__Given information__:
--- begin ---
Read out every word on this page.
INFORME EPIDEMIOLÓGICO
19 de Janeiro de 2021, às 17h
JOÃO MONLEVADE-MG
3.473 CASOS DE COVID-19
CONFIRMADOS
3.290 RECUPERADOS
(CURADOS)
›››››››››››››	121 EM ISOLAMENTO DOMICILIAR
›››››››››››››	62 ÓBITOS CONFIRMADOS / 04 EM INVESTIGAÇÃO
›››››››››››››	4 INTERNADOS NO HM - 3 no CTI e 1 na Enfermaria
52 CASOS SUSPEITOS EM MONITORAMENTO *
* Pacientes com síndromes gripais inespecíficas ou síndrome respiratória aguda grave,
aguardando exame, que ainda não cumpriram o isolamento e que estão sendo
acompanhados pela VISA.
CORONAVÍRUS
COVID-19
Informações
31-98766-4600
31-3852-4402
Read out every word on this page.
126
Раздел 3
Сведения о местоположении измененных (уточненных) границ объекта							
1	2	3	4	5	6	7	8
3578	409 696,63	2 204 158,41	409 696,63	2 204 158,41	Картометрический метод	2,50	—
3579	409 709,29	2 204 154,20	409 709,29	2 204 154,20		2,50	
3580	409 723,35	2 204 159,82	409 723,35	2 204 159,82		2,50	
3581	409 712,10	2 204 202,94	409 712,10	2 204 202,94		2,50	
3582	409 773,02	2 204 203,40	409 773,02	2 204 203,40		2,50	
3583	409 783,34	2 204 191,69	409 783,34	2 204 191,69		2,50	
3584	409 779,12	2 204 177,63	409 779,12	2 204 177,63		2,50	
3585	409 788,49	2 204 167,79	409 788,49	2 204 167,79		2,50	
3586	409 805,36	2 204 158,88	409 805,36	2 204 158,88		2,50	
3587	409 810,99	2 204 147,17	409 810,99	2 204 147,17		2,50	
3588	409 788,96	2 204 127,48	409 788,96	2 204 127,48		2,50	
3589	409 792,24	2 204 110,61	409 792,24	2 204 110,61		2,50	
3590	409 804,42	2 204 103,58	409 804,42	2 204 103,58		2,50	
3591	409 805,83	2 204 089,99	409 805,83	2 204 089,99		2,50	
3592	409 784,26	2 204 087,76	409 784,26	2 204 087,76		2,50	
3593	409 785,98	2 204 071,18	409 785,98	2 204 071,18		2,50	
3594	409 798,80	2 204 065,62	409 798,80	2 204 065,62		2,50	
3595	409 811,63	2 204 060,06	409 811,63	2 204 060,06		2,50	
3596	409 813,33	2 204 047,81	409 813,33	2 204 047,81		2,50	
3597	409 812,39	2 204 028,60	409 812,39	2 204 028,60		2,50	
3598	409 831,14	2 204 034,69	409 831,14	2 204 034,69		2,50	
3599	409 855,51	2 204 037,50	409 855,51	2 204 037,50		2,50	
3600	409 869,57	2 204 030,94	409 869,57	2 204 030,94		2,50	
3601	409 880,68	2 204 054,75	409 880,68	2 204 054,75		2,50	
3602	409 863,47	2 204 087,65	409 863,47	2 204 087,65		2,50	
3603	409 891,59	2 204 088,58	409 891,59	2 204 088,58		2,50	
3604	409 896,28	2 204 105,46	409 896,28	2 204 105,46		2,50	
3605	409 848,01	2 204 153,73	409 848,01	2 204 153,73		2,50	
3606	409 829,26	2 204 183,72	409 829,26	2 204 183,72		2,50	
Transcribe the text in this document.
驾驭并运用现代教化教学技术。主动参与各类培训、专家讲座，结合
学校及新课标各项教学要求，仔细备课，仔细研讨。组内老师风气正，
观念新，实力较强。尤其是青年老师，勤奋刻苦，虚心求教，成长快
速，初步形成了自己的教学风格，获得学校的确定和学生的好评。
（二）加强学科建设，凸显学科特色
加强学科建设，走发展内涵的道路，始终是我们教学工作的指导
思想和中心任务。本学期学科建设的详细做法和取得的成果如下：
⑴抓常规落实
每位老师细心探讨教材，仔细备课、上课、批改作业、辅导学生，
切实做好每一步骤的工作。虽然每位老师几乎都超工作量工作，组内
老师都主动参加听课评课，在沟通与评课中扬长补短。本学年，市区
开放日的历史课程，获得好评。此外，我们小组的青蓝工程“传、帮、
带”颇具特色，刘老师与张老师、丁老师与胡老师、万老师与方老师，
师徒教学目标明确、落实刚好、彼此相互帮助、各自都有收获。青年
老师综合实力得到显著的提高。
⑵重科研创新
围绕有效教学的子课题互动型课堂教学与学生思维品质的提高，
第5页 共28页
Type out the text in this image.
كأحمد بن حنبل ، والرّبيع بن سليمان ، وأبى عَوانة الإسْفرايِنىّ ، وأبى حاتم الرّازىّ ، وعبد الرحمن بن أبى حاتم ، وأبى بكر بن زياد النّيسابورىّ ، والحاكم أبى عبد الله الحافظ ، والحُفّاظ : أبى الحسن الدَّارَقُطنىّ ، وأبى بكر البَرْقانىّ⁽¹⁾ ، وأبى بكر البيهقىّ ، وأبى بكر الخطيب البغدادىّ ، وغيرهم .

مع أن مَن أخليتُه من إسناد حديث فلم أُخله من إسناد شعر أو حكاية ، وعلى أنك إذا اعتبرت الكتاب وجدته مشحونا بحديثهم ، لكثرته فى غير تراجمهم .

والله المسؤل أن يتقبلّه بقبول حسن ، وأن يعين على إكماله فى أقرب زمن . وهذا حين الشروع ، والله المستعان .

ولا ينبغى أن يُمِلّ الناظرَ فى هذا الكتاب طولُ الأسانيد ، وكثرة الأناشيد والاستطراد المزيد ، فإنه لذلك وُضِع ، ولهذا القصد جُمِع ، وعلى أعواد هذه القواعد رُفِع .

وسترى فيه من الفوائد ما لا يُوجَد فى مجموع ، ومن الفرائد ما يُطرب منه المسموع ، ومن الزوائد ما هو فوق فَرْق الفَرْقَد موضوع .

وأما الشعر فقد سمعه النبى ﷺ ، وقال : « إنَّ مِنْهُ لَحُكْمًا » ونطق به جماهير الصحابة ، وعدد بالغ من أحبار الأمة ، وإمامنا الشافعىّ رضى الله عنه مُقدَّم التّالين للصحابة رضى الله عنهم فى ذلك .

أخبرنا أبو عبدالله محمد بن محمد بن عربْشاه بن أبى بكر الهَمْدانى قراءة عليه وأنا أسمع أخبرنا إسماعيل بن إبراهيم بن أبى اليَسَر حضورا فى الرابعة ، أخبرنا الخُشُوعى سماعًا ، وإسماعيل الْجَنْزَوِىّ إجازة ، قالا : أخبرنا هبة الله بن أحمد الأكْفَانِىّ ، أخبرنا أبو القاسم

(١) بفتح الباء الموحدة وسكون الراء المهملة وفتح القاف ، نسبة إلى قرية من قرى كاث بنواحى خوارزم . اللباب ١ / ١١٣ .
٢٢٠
--- end ---
__What you are asked to do__: Go through the lines above. Select every one that has the string "CONFIRMADOS".

__Right answer__:
CONFIRMADOS
›››››››››››››	62 ÓBITOS CONFIRMADOS / 04 EM INVESTIGAÇÃO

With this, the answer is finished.